### Exercise material
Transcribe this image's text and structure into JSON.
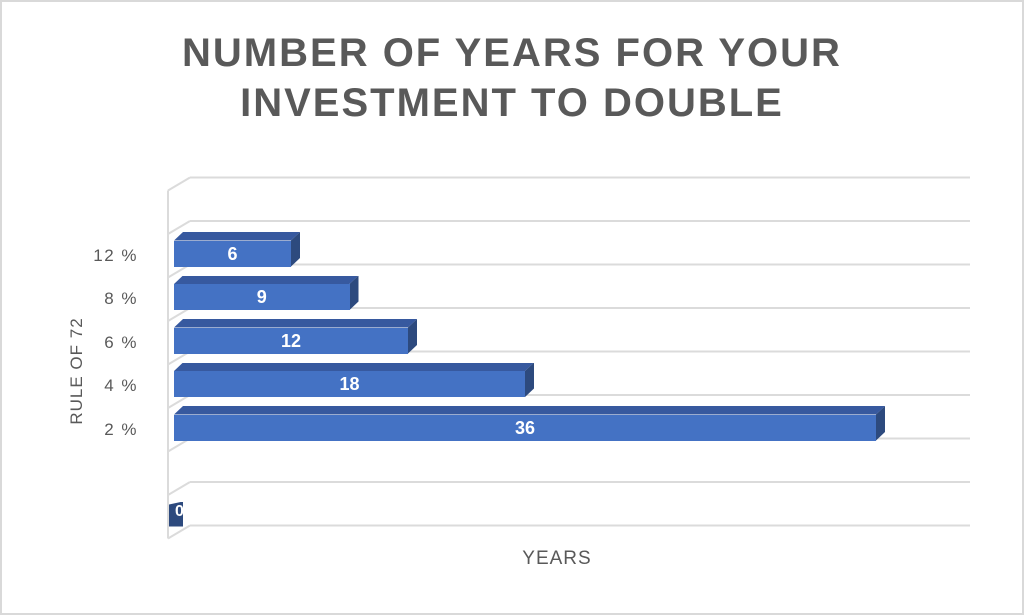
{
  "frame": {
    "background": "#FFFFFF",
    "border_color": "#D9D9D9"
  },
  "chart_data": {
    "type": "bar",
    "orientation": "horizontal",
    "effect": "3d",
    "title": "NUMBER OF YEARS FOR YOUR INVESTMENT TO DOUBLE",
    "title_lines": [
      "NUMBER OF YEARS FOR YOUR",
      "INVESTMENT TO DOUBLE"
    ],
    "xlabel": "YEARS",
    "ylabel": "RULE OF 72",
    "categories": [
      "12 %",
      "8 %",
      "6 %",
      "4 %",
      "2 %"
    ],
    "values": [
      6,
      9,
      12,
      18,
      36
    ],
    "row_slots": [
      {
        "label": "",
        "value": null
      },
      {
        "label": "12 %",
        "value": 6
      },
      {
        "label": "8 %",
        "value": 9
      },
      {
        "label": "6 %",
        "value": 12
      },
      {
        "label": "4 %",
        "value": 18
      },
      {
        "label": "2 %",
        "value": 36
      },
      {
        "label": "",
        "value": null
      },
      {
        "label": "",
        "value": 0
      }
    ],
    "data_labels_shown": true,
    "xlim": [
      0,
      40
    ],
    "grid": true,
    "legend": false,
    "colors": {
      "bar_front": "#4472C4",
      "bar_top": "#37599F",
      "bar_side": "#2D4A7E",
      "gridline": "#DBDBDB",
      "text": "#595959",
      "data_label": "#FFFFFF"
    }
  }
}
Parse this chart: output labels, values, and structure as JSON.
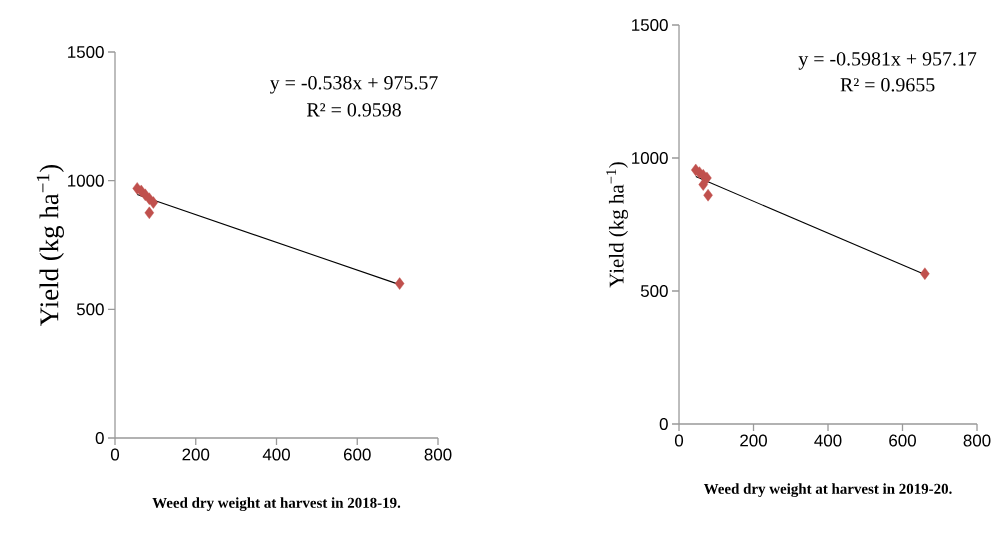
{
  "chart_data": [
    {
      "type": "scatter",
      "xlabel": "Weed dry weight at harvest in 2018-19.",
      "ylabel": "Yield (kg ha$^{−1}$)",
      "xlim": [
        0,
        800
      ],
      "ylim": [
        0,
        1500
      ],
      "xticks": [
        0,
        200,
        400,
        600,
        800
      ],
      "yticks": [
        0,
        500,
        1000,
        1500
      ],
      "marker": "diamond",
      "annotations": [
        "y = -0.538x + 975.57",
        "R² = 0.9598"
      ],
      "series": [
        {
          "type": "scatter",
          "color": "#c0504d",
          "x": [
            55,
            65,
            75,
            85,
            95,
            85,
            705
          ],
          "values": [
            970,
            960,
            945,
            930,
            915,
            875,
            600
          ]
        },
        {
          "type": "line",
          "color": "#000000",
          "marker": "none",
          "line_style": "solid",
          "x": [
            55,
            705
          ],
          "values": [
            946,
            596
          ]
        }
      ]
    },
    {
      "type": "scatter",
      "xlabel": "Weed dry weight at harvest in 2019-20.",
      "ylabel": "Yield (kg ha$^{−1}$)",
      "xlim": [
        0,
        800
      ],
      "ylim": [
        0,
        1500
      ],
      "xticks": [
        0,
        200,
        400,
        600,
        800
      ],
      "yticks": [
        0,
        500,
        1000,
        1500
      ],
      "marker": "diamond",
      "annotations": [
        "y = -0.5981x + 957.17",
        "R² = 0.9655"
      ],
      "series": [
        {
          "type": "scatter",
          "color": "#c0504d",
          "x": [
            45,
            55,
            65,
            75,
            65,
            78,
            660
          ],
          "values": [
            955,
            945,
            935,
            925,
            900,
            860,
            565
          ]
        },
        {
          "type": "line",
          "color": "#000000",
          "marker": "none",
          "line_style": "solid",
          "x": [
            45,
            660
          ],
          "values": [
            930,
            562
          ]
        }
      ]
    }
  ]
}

### Your objective
Quote each entry above verbatim and drop the pictures.

### Task output
Transcribe this image's text and structure into JSON.
{
  "frame": {
    "background": "#FFFFFF",
    "border_color": "#D9D9D9"
  },
  "chart_data": {
    "type": "bar",
    "orientation": "horizontal",
    "effect": "3d",
    "title": "NUMBER OF YEARS FOR YOUR INVESTMENT TO DOUBLE",
    "title_lines": [
      "NUMBER OF YEARS FOR YOUR",
      "INVESTMENT TO DOUBLE"
    ],
    "xlabel": "YEARS",
    "ylabel": "RULE OF 72",
    "categories": [
      "12 %",
      "8 %",
      "6 %",
      "4 %",
      "2 %"
    ],
    "values": [
      6,
      9,
      12,
      18,
      36
    ],
    "row_slots": [
      {
        "label": "",
        "value": null
      },
      {
        "label": "12 %",
        "value": 6
      },
      {
        "label": "8 %",
        "value": 9
      },
      {
        "label": "6 %",
        "value": 12
      },
      {
        "label": "4 %",
        "value": 18
      },
      {
        "label": "2 %",
        "value": 36
      },
      {
        "label": "",
        "value": null
      },
      {
        "label": "",
        "value": 0
      }
    ],
    "data_labels_shown": true,
    "xlim": [
      0,
      40
    ],
    "grid": true,
    "legend": false,
    "colors": {
      "bar_front": "#4472C4",
      "bar_top": "#37599F",
      "bar_side": "#2D4A7E",
      "gridline": "#DBDBDB",
      "text": "#595959",
      "data_label": "#FFFFFF"
    }
  }
}
Parse this chart: output labels, values, and structure as JSON.
{
  "chart_data": [
    {
      "type": "scatter",
      "xlabel": "Weed dry weight at harvest in 2018-19.",
      "ylabel": "Yield (kg ha$^{−1}$)",
      "xlim": [
        0,
        800
      ],
      "ylim": [
        0,
        1500
      ],
      "xticks": [
        0,
        200,
        400,
        600,
        800
      ],
      "yticks": [
        0,
        500,
        1000,
        1500
      ],
      "marker": "diamond",
      "annotations": [
        "y = -0.538x + 975.57",
        "R² = 0.9598"
      ],
      "series": [
        {
          "type": "scatter",
          "color": "#c0504d",
          "x": [
            55,
            65,
            75,
            85,
            95,
            85,
            705
          ],
          "values": [
            970,
            960,
            945,
            930,
            915,
            875,
            600
          ]
        },
        {
          "type": "line",
          "color": "#000000",
          "marker": "none",
          "line_style": "solid",
          "x": [
            55,
            705
          ],
          "values": [
            946,
            596
          ]
        }
      ]
    },
    {
      "type": "scatter",
      "xlabel": "Weed dry weight at harvest in 2019-20.",
      "ylabel": "Yield (kg ha$^{−1}$)",
      "xlim": [
        0,
        800
      ],
      "ylim": [
        0,
        1500
      ],
      "xticks": [
        0,
        200,
        400,
        600,
        800
      ],
      "yticks": [
        0,
        500,
        1000,
        1500
      ],
      "marker": "diamond",
      "annotations": [
        "y = -0.5981x + 957.17",
        "R² = 0.9655"
      ],
      "series": [
        {
          "type": "scatter",
          "color": "#c0504d",
          "x": [
            45,
            55,
            65,
            75,
            65,
            78,
            660
          ],
          "values": [
            955,
            945,
            935,
            925,
            900,
            860,
            565
          ]
        },
        {
          "type": "line",
          "color": "#000000",
          "marker": "none",
          "line_style": "solid",
          "x": [
            45,
            660
          ],
          "values": [
            930,
            562
          ]
        }
      ]
    }
  ]
}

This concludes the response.